[Given instruction] What is the number of lines in the data that hold the string "coeff"? Reply with that number only.

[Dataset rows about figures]
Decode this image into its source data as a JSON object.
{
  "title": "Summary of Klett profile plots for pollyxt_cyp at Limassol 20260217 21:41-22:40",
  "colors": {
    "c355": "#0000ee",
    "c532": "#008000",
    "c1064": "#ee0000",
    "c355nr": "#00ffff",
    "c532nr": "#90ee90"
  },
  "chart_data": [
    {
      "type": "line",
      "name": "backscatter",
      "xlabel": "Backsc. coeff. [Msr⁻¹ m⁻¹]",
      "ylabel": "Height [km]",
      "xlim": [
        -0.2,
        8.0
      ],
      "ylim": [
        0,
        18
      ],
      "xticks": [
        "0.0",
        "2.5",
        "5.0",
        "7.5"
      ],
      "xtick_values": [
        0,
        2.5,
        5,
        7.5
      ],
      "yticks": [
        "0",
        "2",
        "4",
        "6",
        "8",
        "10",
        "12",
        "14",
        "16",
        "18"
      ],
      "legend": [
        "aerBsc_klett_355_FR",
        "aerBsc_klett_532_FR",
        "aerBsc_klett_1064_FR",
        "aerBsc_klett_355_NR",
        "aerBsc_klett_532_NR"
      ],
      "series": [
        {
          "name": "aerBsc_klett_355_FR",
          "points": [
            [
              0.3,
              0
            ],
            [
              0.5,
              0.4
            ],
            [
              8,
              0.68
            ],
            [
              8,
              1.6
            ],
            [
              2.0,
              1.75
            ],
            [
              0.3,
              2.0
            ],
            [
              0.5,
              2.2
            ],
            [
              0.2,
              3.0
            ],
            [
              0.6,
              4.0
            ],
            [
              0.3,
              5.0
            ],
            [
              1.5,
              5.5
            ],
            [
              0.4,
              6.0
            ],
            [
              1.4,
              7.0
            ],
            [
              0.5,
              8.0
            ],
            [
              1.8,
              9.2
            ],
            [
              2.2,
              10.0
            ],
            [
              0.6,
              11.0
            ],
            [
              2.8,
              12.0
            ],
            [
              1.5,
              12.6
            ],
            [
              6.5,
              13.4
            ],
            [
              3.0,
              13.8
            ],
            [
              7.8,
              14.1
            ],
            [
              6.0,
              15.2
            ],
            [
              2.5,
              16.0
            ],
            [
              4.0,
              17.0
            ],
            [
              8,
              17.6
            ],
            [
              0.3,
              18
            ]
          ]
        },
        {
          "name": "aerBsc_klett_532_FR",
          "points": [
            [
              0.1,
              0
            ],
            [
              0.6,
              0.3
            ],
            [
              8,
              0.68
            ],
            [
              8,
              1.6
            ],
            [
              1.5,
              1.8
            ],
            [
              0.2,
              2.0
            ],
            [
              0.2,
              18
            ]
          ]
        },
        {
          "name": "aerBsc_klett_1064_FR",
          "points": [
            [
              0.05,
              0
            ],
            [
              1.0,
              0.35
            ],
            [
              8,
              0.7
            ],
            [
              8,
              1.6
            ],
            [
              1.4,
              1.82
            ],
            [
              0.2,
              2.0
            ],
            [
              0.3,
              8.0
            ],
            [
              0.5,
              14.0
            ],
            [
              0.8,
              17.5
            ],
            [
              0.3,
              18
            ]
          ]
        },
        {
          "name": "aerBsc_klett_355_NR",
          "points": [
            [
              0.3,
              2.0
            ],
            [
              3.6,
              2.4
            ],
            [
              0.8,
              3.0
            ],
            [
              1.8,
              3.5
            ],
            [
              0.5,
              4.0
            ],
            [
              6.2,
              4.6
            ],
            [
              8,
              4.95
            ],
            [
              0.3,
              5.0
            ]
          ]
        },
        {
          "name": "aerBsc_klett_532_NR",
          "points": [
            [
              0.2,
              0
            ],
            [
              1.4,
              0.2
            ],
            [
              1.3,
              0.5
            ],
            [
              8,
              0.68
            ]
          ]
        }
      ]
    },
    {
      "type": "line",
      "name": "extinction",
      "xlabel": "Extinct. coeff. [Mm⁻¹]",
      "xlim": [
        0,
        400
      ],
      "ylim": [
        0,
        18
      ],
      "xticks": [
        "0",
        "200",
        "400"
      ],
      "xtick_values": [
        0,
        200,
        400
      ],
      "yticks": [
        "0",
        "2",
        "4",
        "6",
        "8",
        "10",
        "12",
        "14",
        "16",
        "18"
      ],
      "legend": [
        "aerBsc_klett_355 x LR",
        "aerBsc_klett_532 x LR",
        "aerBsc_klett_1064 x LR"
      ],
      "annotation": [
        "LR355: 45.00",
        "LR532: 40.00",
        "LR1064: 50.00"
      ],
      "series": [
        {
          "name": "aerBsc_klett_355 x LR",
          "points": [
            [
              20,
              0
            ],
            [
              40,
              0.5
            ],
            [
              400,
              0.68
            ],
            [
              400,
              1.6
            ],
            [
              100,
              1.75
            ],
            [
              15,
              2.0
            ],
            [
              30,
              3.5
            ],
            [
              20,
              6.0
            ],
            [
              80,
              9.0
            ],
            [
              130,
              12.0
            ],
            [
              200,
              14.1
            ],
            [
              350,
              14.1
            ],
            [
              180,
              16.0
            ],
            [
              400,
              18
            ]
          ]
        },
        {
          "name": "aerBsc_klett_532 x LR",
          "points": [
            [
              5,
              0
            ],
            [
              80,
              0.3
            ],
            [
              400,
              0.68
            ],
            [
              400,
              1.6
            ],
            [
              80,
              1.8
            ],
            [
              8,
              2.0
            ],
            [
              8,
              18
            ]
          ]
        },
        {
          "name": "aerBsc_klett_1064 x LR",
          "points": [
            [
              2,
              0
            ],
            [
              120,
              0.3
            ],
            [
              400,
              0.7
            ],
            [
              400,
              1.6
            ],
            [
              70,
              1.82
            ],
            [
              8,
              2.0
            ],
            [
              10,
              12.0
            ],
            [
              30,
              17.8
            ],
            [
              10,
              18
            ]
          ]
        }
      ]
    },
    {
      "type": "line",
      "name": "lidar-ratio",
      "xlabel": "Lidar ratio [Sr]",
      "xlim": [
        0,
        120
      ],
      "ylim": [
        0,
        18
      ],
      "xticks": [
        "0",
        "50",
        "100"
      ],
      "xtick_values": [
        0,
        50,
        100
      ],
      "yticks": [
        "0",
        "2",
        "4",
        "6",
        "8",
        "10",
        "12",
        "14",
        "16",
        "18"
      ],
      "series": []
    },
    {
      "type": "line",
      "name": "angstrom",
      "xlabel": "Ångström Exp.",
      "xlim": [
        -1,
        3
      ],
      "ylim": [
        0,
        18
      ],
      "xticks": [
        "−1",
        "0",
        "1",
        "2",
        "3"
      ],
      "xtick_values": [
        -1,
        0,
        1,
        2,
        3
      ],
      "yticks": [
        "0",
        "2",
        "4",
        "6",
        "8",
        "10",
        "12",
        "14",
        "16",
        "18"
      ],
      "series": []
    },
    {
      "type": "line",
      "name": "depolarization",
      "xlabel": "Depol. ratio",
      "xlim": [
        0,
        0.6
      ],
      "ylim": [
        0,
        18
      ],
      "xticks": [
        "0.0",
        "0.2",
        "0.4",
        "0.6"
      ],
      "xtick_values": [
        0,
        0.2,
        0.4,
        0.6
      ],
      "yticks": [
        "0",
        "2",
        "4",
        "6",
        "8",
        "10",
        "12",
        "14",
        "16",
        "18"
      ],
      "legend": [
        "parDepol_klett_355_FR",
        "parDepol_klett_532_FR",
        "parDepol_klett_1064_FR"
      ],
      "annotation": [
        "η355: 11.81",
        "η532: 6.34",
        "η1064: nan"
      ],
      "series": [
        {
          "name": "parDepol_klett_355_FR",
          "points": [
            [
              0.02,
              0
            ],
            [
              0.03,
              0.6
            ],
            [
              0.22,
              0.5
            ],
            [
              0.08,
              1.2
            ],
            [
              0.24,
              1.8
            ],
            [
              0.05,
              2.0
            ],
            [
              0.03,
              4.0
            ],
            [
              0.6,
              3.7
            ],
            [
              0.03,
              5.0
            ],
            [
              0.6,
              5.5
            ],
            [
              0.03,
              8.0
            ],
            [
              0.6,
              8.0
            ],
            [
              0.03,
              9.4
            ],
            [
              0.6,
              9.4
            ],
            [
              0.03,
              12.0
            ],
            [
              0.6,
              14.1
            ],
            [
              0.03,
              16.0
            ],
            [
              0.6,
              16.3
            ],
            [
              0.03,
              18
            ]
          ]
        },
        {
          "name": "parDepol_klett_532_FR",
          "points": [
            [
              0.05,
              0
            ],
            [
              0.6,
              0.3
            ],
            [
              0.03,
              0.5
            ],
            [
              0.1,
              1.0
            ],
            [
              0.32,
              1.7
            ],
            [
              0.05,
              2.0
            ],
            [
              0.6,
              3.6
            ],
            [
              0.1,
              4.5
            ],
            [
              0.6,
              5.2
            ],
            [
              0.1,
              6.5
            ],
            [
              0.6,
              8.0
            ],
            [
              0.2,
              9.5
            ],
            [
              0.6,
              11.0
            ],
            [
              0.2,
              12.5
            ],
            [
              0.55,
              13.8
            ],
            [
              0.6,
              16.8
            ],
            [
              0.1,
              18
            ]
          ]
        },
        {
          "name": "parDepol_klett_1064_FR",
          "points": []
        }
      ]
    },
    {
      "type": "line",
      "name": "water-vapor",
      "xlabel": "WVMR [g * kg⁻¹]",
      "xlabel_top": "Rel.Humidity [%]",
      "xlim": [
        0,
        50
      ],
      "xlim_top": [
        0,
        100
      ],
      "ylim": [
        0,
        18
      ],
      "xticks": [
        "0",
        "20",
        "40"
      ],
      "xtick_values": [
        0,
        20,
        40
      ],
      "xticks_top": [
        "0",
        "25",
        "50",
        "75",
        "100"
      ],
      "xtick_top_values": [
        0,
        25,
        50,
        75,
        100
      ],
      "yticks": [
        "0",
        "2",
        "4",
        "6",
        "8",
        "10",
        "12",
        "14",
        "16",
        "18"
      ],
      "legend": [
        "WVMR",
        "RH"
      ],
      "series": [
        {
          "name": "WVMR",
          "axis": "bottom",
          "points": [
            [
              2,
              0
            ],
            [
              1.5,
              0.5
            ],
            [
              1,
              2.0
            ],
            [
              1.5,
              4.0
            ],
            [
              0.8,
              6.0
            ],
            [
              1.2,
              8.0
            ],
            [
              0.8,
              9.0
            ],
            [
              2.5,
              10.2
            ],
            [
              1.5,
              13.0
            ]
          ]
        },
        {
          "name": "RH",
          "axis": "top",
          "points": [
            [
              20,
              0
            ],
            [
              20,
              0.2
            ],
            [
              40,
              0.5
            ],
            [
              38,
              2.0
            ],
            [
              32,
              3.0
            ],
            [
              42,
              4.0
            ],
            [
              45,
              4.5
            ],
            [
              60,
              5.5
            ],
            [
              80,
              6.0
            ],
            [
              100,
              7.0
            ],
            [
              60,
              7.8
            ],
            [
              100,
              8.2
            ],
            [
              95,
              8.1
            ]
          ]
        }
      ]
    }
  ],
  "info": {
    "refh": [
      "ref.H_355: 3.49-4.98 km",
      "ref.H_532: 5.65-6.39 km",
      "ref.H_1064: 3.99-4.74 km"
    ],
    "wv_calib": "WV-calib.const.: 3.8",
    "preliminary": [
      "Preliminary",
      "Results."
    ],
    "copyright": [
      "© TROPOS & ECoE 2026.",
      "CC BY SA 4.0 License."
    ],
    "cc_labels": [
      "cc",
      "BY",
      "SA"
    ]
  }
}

[Task answer] 2